== Task inputs ==

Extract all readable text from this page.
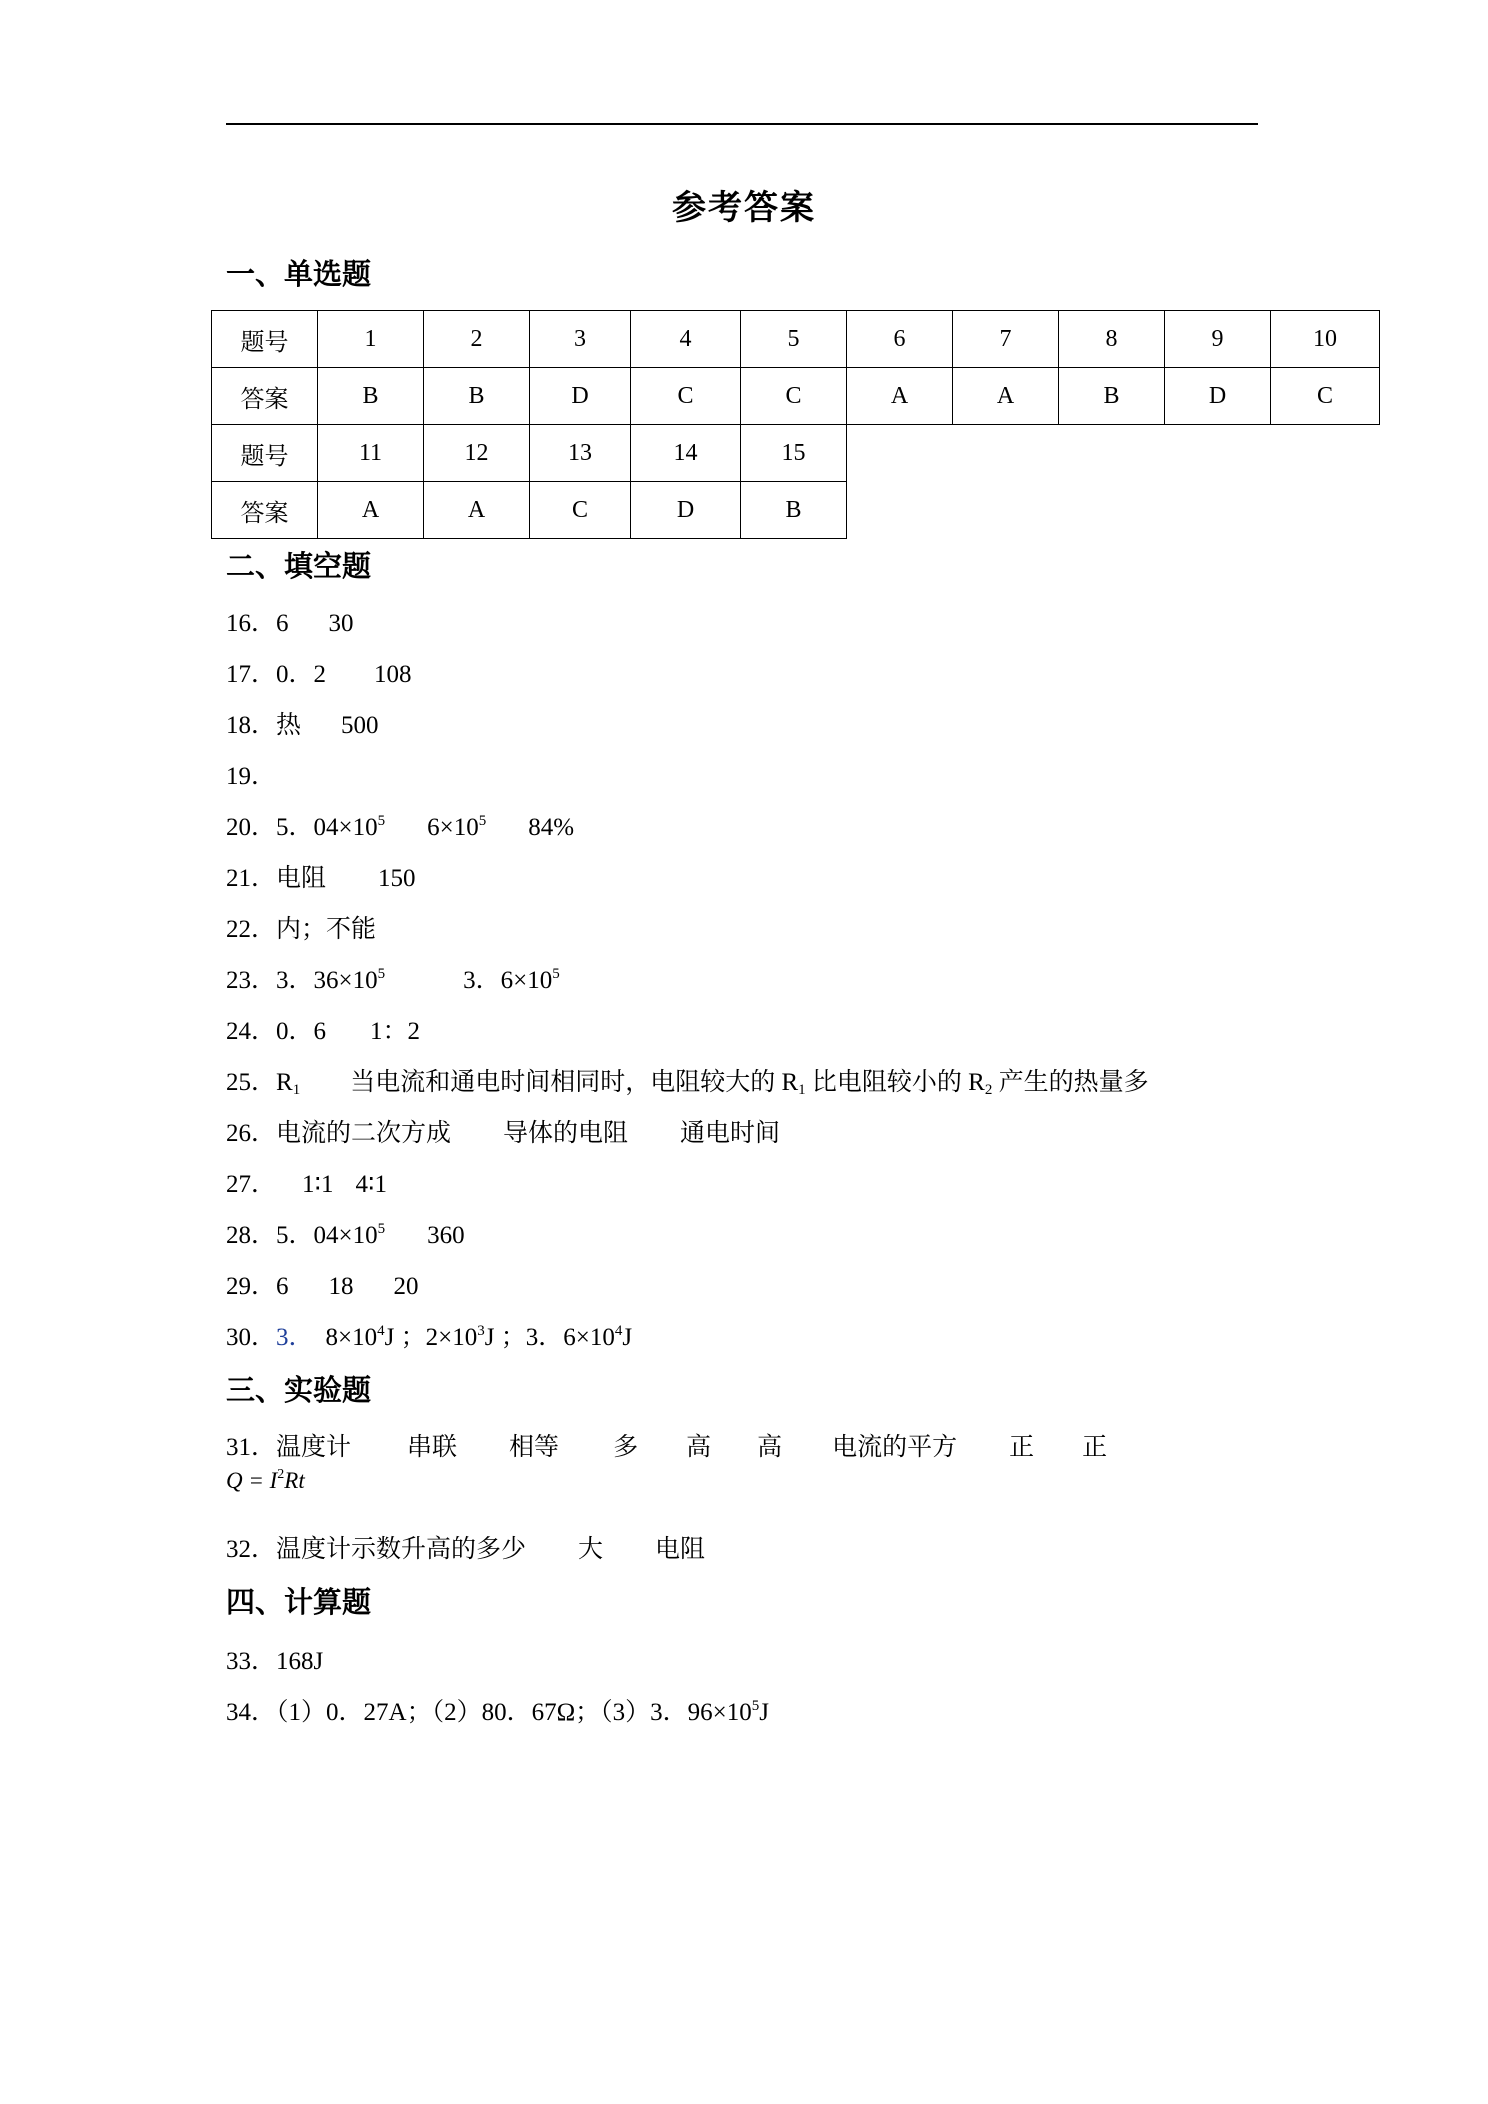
参考答案
一、单选题
题号	1	2	3	4	5	6	7	8	9	10
答案	B	B	D	C	C	A	A	B	D	C
题号	11	12	13	14	15					
答案	A	A	C	D	B					
二、填空题
16．6 30
17．0．2 108
18．热 500
19．
20．5．$04\times 10^5$ $6\times 10^5$ 84%
21．电阻 150
22．内；不能
23．3．$36\times 10^5$	3．$6\times 10^5$
24．0．6 1：2
25．$R_1$ 当电流和通电时间相同时，电阻较大的 $R_1$ 比电阻较小的 $R_2$ 产生的热量多
26．电流的二次方成 导体的电阻 通电时间
27． 1∶1 4∶1
28．5．$04\times 10^5$ 360
29．6 18 20
30．3． $8\times 10^4J$ ；$2\times 10^3J$ ；3．$6\times 10^4J$
三、实验题
31．温度计 串联 相等 多 高 高 电流的平方 正 正
$Q = I^2Rt$
32．温度计示数升高的多少 大 电阻
四、计算题
33．168J
34．（1）0．27A；（2）80．67Ω；（3）3．$96\times 10^5J$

===

* Exercise objective
Your job is to transcribe the entries above exactly; skip the pictures.

* Exercise output
Extract all readable text from this page.
参考答案
一、单选题
题号	1	2	3	4	5	6	7	8	9	10
答案	B	B	D	C	C	A	A	B	D	C
题号	11	12	13	14	15					
答案	A	A	C	D	B					
二、填空题
16．6 30
17．0．2 108
18．热 500
19．
20．5．$04\times 10^5$ $6\times 10^5$ 84%
21．电阻 150
22．内；不能
23．3．$36\times 10^5$	3．$6\times 10^5$
24．0．6 1：2
25．$R_1$ 当电流和通电时间相同时，电阻较大的 $R_1$ 比电阻较小的 $R_2$ 产生的热量多
26．电流的二次方成 导体的电阻 通电时间
27． 1∶1 4∶1
28．5．$04\times 10^5$ 360
29．6 18 20
30．3． $8\times 10^4J$ ；$2\times 10^3J$ ；3．$6\times 10^4J$
三、实验题
31．温度计 串联 相等 多 高 高 电流的平方 正 正
$Q = I^2Rt$
32．温度计示数升高的多少 大 电阻
四、计算题
33．168J
34．（1）0．27A；（2）80．67Ω；（3）3．$96\times 10^5J$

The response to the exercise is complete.